GIVEN PROBLEM:
Identify the lines that include the word "Primal", then copy all of them.

Stored data:
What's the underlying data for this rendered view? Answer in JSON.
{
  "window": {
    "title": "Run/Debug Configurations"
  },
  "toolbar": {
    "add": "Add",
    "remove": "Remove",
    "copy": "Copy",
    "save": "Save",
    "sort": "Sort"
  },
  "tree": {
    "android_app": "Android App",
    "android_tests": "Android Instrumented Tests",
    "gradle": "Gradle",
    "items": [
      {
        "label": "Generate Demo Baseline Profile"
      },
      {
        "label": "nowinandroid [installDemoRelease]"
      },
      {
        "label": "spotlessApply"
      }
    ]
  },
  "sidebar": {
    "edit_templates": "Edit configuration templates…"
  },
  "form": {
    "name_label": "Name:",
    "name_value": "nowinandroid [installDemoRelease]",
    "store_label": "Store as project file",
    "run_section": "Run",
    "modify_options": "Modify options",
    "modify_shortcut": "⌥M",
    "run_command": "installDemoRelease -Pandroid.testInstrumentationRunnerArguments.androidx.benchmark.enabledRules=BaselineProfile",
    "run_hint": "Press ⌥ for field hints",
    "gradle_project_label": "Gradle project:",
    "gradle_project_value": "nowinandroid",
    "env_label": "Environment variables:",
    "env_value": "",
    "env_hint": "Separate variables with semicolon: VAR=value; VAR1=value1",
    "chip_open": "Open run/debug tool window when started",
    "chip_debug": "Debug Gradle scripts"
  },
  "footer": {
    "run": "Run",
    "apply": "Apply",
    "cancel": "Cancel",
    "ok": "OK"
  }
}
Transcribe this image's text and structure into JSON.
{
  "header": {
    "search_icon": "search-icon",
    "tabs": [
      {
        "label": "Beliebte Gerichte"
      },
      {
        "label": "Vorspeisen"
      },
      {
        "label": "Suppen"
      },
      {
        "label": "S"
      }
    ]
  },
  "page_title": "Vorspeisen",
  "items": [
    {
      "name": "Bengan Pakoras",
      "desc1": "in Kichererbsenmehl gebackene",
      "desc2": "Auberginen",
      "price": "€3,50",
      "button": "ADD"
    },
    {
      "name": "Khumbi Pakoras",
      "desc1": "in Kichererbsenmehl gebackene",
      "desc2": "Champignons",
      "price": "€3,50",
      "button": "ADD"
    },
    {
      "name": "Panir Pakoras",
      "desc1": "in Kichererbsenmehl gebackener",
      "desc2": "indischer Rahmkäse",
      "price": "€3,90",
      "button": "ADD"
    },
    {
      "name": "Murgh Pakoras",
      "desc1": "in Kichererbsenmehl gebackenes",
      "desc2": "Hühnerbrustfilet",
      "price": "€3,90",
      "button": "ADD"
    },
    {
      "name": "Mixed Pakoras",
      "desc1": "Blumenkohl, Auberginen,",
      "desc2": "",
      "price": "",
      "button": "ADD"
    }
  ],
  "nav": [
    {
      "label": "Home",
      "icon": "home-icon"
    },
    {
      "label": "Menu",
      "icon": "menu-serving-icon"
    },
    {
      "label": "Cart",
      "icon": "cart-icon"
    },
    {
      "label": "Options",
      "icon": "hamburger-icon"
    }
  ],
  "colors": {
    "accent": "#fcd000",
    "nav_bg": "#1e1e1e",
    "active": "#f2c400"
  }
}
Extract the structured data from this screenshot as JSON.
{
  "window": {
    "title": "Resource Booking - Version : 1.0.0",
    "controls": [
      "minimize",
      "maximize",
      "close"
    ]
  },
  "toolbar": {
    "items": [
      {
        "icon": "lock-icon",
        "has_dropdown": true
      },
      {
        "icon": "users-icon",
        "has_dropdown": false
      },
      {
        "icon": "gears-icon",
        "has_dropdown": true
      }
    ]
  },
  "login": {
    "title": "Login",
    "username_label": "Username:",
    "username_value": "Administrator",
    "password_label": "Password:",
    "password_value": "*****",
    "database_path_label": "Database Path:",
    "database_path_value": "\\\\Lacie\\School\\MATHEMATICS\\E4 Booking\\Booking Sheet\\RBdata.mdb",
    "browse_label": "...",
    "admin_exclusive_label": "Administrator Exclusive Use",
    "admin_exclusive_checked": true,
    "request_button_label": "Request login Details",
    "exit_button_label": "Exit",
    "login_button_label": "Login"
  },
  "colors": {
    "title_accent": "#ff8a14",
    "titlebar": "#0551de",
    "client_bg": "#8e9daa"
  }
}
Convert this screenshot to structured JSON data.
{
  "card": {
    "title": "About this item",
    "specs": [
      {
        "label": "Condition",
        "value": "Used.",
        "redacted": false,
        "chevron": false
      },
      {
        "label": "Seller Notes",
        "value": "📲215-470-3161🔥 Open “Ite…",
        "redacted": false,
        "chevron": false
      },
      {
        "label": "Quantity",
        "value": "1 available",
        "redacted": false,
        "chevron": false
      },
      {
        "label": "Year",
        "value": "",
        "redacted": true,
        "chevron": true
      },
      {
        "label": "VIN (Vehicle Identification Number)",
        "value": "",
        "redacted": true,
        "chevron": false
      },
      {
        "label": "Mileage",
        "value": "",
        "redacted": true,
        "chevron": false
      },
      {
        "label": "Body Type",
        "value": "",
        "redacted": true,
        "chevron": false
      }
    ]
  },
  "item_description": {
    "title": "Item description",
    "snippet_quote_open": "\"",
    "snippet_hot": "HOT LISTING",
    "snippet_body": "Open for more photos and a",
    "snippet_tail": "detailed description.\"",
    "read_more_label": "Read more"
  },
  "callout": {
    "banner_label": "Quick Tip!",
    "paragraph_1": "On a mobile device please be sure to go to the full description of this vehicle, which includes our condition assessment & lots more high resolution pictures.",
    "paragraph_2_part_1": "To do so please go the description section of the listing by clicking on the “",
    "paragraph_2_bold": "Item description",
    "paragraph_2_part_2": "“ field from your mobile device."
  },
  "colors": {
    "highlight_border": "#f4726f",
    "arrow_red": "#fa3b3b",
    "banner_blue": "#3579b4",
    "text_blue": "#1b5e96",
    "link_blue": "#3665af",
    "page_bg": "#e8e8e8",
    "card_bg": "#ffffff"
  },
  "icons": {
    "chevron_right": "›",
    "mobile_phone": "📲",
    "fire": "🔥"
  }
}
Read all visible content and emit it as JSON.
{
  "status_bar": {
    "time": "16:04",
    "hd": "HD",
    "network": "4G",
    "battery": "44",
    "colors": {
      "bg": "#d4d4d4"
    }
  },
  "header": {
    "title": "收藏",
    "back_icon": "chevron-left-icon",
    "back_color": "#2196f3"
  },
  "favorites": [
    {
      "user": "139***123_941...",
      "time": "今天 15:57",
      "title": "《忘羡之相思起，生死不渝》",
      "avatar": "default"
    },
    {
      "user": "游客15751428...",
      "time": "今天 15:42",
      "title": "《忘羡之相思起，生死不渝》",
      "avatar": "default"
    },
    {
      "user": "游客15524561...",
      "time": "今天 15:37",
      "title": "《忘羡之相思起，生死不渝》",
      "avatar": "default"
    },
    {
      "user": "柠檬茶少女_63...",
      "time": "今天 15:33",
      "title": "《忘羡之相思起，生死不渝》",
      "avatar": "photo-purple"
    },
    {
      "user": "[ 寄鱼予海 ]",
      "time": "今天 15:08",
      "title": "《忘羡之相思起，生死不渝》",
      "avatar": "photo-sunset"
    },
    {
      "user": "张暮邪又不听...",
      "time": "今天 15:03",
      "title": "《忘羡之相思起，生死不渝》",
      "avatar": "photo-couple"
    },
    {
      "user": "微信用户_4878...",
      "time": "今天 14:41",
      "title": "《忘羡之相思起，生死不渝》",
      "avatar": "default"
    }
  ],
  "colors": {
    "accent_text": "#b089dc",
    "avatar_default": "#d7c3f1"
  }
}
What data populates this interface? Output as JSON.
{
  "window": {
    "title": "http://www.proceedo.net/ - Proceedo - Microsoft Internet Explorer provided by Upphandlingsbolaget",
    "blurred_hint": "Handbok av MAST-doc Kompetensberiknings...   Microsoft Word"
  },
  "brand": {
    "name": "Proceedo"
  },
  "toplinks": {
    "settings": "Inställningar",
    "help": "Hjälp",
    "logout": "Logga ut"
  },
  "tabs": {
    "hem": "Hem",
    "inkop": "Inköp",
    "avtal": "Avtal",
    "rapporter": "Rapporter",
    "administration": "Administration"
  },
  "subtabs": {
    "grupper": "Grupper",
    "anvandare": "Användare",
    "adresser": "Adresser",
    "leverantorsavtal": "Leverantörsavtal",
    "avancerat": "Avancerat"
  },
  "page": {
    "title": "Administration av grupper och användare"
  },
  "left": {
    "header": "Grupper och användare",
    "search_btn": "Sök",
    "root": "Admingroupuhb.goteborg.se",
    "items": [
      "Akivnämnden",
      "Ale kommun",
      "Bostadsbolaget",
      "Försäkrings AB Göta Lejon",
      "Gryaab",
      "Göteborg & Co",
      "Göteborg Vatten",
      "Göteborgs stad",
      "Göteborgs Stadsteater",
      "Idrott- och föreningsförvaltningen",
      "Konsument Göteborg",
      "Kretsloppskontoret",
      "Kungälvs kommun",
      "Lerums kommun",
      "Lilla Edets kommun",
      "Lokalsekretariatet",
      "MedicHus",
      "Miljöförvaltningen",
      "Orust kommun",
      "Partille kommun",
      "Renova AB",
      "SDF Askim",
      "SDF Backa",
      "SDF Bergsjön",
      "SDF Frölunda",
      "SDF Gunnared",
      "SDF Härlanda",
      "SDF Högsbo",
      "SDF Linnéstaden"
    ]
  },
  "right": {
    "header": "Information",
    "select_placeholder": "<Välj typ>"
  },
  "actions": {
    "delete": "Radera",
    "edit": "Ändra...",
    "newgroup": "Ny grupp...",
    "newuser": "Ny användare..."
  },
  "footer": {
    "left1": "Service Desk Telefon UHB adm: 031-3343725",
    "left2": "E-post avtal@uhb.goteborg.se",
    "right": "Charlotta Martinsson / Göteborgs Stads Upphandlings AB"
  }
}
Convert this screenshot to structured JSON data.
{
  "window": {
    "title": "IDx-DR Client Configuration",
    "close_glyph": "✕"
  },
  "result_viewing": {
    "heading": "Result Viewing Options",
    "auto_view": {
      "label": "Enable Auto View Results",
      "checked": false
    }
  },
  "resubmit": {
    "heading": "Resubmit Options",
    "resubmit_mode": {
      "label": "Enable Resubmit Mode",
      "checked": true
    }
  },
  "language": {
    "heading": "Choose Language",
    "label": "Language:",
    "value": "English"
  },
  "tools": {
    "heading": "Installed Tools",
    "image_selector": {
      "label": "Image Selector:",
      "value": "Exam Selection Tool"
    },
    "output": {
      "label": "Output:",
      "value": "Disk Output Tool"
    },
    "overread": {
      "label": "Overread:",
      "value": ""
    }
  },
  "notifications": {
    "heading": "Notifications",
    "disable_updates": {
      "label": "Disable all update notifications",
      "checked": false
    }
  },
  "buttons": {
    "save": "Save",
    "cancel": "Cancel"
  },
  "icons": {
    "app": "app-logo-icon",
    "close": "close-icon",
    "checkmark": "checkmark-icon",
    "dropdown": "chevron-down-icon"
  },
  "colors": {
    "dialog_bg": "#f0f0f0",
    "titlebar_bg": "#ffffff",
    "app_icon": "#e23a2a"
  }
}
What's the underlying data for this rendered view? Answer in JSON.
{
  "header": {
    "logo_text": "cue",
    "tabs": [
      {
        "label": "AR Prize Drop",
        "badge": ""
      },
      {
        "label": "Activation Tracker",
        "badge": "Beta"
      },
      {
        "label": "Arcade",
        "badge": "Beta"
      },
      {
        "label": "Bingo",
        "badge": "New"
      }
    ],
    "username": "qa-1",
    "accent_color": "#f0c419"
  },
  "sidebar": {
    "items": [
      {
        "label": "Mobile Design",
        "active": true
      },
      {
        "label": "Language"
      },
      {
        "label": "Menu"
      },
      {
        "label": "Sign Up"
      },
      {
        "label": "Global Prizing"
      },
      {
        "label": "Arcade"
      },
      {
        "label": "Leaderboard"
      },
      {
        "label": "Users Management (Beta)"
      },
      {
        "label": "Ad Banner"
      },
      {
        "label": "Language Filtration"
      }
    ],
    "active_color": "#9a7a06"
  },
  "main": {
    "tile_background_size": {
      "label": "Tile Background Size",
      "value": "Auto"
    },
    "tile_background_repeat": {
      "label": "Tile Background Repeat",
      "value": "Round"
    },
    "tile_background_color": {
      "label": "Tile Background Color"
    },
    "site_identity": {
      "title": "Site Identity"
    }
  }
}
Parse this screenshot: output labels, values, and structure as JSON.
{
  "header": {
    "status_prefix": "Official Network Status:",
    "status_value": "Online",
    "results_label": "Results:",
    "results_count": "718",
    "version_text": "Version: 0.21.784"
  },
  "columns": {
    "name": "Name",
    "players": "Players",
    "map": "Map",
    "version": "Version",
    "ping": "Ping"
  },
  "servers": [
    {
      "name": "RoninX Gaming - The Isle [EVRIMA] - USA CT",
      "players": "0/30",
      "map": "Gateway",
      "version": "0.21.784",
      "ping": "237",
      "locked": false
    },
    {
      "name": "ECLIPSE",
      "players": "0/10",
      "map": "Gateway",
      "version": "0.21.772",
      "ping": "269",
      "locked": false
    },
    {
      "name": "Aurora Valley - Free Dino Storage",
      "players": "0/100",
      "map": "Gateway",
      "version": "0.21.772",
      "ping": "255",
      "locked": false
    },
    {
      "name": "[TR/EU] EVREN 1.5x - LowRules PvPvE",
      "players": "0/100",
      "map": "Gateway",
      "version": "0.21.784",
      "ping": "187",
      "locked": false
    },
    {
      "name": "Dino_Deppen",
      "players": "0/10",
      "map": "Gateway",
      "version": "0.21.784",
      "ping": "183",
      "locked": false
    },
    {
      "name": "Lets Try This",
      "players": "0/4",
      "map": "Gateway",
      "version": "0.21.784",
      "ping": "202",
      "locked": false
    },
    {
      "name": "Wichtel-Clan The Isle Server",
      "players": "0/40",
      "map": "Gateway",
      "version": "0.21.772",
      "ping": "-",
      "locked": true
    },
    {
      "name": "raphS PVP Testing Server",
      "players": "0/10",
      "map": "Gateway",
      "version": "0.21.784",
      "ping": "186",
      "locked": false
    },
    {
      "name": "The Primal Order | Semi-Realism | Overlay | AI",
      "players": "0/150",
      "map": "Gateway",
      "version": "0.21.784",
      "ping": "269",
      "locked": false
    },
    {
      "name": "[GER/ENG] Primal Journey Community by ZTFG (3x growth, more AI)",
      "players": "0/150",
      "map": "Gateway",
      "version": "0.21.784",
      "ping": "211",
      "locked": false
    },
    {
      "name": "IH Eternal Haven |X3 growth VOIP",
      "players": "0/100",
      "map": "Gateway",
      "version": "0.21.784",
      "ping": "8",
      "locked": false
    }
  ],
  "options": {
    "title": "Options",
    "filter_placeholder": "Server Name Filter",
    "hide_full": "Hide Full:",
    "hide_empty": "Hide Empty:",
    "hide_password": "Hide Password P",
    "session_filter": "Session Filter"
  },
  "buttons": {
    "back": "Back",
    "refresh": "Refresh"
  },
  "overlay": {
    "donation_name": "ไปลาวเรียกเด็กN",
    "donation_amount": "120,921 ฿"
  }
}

CORRECT RESPONSE:
      "name": "The Primal Order | Semi-Realism | Overlay | AI",
      "name": "[GER/ENG] Primal Journey Community by ZTFG (3x growth, more AI)",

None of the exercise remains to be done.